>> begin Given information

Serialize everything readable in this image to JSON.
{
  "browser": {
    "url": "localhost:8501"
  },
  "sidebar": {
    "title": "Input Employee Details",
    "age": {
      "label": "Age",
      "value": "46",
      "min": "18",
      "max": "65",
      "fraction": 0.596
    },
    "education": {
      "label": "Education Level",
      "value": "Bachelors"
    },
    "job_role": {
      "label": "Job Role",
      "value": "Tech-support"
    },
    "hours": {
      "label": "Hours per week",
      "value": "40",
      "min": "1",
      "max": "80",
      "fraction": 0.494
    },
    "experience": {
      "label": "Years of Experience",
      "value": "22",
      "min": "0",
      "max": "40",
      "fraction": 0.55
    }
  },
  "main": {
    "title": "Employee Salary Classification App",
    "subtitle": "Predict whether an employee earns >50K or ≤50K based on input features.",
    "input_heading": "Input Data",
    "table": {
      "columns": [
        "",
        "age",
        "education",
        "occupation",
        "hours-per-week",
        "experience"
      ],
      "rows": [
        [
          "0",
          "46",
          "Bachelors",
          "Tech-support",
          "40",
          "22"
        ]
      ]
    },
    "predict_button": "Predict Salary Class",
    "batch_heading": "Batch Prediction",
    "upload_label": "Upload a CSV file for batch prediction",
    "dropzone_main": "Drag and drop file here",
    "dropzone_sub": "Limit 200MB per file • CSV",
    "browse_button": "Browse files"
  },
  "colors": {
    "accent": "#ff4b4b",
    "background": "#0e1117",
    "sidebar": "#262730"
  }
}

>> end Given information
>> begin Given information

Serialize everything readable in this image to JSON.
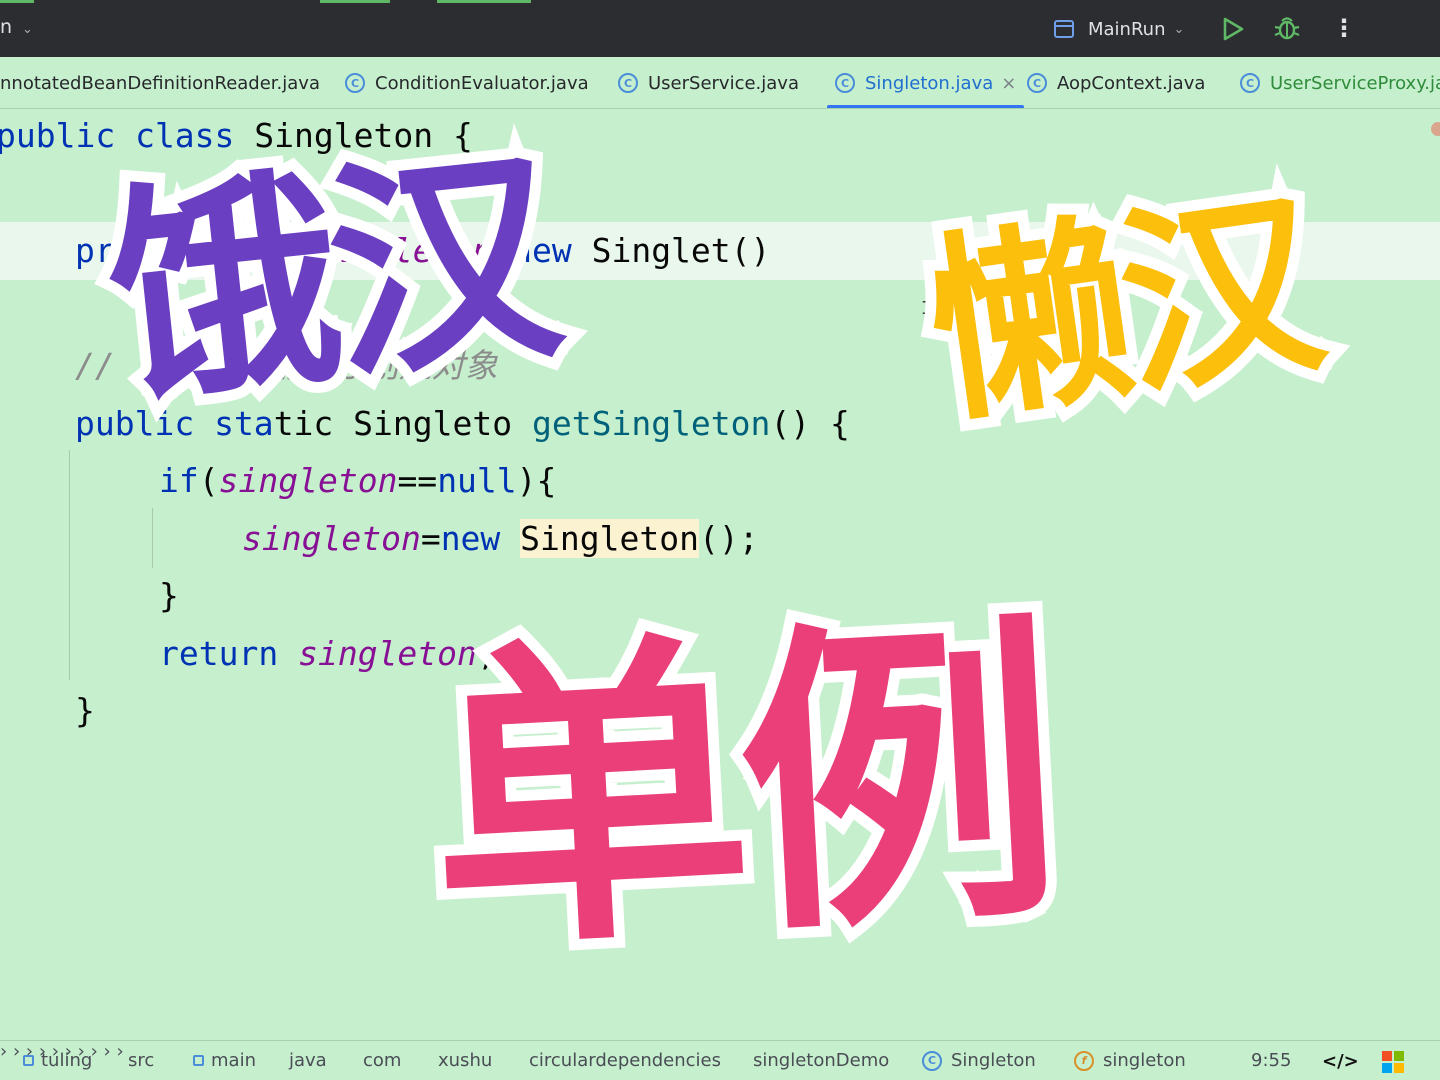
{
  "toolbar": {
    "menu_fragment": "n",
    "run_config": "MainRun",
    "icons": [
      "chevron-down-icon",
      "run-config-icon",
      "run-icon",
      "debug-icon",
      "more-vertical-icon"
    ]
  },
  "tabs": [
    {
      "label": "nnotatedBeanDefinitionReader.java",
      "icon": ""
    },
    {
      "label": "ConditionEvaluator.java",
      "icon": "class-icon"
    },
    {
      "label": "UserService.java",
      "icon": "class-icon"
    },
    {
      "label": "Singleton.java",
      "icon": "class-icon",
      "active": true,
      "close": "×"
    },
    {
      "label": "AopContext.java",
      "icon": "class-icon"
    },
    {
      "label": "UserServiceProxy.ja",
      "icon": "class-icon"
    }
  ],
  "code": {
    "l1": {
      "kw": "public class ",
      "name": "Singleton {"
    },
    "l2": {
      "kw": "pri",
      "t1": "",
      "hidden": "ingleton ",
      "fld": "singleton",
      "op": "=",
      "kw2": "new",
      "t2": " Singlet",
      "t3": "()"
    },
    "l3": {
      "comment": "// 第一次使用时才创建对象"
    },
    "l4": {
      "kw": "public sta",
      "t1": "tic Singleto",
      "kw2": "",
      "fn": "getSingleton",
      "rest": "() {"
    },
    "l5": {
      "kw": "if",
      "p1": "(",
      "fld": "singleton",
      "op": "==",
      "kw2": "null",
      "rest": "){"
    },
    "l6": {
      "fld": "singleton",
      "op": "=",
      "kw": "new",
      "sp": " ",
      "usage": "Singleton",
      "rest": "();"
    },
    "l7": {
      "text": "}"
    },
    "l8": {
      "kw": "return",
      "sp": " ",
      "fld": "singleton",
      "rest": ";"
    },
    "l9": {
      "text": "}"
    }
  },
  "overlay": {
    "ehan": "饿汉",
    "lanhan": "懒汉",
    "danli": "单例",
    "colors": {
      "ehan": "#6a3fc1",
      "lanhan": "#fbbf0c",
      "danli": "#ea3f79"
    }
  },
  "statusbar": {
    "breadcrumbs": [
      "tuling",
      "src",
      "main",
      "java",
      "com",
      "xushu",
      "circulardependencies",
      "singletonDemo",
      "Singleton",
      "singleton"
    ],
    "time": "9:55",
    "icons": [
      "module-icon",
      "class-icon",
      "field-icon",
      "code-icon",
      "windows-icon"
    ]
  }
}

>> end Given information

#### Problem description:
Count the lines above that contain the word "value", and reply with only that number.

#### Solution to the exercise:
5